### Task goal
Scan the records and identify every line in which the string "pressure" occurs, then return those lines.

___

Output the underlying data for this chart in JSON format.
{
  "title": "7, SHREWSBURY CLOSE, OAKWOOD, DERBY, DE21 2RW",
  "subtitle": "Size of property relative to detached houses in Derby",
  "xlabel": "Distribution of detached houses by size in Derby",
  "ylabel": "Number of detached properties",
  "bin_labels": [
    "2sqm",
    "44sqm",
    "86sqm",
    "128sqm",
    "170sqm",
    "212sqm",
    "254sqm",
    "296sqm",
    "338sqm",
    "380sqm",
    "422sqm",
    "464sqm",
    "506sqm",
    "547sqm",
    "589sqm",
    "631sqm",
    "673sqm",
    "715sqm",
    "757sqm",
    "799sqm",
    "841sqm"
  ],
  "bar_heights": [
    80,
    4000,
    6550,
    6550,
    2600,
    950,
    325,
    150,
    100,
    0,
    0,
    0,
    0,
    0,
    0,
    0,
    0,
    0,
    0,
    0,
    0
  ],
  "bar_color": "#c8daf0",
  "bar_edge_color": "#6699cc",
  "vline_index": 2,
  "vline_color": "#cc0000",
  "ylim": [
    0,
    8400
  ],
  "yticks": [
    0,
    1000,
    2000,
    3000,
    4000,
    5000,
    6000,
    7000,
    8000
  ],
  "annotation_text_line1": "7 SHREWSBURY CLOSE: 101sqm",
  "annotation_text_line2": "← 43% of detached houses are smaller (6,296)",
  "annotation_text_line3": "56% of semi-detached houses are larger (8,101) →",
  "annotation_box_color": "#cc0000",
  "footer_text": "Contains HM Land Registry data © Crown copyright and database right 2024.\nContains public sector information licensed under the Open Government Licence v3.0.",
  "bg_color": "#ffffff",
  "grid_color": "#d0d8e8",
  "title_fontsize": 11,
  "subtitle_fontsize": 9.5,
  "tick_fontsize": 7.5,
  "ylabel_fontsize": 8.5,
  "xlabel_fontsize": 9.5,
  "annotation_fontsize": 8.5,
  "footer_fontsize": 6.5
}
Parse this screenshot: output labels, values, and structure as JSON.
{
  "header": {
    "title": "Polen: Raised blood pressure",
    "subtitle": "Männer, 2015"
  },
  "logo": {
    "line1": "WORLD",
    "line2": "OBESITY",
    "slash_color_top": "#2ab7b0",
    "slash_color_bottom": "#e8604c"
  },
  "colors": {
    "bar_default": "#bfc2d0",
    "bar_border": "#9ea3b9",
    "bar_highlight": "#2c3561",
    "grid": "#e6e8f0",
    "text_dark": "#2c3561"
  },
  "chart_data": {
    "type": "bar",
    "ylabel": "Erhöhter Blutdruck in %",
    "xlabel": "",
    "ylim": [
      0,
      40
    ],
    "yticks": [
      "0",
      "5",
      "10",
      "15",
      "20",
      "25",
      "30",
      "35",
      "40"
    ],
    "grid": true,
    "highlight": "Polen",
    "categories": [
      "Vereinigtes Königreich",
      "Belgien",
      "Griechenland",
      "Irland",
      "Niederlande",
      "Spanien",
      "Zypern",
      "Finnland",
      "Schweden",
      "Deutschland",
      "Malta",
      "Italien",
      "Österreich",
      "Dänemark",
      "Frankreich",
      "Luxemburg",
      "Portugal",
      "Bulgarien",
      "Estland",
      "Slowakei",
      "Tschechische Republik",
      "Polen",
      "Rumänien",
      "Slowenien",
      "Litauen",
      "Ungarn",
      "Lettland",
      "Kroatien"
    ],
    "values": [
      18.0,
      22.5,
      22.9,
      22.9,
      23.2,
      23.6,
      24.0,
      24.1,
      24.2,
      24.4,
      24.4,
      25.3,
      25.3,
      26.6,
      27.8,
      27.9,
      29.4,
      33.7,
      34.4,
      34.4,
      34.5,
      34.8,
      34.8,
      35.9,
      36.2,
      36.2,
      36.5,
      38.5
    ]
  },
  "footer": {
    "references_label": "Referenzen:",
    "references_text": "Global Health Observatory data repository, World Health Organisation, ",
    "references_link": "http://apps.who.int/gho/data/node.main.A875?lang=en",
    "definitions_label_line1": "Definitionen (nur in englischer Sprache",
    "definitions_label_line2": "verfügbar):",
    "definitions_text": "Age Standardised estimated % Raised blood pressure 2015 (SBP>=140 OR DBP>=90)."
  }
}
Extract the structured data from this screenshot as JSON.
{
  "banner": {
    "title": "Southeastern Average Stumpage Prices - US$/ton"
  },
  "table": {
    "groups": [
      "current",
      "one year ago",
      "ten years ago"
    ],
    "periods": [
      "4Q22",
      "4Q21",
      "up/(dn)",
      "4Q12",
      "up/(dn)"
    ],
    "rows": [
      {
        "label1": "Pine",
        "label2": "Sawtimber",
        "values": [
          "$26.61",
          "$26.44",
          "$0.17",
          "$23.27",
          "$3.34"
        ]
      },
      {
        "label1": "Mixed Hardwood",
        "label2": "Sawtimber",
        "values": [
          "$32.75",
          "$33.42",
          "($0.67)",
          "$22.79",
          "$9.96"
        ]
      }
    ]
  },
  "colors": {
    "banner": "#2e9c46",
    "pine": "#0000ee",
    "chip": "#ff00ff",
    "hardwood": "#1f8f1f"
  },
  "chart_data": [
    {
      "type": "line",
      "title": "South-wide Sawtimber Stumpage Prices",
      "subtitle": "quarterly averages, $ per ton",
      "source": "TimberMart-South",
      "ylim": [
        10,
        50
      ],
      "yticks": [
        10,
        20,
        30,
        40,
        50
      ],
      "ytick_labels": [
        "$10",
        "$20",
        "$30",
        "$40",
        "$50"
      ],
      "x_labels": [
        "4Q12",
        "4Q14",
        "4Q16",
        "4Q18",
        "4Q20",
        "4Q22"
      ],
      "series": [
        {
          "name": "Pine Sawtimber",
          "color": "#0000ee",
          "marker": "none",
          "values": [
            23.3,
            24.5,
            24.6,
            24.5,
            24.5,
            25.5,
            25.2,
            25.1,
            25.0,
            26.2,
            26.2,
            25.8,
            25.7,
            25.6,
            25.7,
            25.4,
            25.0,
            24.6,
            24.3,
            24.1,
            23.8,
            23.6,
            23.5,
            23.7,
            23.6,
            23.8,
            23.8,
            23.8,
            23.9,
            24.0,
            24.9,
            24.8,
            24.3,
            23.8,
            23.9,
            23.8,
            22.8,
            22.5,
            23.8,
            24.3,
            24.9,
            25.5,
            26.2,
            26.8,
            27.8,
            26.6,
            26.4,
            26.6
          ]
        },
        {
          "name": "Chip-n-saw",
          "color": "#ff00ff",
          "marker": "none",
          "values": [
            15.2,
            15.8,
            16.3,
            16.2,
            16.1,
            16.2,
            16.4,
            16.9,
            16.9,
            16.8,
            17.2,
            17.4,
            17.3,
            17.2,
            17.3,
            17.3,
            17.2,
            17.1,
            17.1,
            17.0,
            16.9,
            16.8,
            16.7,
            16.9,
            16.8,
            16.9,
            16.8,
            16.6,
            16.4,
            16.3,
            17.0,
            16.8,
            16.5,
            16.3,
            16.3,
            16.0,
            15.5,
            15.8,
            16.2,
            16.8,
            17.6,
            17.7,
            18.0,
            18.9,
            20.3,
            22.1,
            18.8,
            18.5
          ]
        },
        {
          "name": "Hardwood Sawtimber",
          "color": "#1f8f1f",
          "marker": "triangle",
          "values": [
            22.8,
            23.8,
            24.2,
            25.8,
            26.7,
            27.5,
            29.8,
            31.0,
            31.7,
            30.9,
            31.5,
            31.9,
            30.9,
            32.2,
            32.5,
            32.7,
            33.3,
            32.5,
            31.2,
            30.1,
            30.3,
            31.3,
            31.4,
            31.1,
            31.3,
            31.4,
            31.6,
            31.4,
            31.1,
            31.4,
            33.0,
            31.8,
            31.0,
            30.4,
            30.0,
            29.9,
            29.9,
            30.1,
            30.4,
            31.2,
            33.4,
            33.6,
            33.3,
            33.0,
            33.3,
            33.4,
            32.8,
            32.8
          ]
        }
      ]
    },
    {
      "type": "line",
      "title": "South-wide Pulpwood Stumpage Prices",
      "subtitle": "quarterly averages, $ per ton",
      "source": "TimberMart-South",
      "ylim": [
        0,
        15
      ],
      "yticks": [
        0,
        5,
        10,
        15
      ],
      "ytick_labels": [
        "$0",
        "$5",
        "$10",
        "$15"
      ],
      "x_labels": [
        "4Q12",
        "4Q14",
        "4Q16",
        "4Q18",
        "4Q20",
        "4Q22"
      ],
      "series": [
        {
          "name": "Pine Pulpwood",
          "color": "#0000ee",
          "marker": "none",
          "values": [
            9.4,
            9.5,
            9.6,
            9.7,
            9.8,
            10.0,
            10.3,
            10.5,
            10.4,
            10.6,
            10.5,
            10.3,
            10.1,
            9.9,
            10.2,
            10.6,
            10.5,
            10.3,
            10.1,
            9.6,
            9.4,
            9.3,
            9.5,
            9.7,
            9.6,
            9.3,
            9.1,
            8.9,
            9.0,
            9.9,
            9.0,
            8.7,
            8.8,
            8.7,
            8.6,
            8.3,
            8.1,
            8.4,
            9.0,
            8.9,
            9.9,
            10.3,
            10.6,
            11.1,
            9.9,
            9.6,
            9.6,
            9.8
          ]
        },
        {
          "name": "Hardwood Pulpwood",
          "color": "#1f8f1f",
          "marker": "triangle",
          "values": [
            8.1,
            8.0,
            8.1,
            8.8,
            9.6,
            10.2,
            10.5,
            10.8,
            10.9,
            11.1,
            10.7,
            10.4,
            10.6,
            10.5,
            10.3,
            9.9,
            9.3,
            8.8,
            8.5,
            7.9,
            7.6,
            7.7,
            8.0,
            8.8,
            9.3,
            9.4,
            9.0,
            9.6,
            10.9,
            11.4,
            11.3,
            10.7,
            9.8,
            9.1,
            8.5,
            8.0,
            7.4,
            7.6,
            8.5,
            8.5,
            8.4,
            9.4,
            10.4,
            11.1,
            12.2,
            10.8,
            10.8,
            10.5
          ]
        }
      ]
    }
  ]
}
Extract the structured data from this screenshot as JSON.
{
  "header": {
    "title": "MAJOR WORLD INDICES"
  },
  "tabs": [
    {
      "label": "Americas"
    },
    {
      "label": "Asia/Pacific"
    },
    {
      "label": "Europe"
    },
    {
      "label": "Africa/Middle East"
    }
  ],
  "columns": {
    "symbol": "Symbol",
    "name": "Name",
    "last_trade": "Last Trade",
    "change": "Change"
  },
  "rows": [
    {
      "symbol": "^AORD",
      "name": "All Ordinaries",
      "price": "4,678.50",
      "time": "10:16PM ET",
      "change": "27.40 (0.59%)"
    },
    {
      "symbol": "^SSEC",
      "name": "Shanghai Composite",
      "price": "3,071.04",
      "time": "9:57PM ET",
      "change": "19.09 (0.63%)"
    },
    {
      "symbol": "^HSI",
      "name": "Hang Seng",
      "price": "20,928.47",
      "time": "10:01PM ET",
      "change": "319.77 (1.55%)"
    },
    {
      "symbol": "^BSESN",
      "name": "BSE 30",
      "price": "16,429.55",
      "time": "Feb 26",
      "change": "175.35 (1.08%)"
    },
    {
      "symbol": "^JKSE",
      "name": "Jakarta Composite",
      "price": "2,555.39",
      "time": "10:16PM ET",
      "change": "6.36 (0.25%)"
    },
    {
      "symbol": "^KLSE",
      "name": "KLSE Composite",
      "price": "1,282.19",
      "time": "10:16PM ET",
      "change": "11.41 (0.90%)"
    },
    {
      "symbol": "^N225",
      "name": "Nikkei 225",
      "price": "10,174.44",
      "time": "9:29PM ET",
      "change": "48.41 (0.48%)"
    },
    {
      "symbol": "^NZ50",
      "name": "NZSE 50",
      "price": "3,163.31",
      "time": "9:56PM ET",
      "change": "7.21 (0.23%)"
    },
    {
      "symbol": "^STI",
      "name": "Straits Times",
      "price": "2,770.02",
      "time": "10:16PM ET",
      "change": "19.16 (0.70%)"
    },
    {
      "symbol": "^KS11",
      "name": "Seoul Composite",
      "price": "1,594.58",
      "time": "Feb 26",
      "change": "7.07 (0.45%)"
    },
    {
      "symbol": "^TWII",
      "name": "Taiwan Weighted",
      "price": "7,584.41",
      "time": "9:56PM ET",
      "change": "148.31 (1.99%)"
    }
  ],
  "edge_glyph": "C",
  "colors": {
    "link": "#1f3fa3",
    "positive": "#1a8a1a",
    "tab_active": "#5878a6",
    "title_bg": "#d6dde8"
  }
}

___

### Output
    "title": "Polen: Raised blood pressure",
    "definitions_text": "Age Standardised estimated % Raised blood pressure 2015 (SBP>=140 OR DBP>=90)."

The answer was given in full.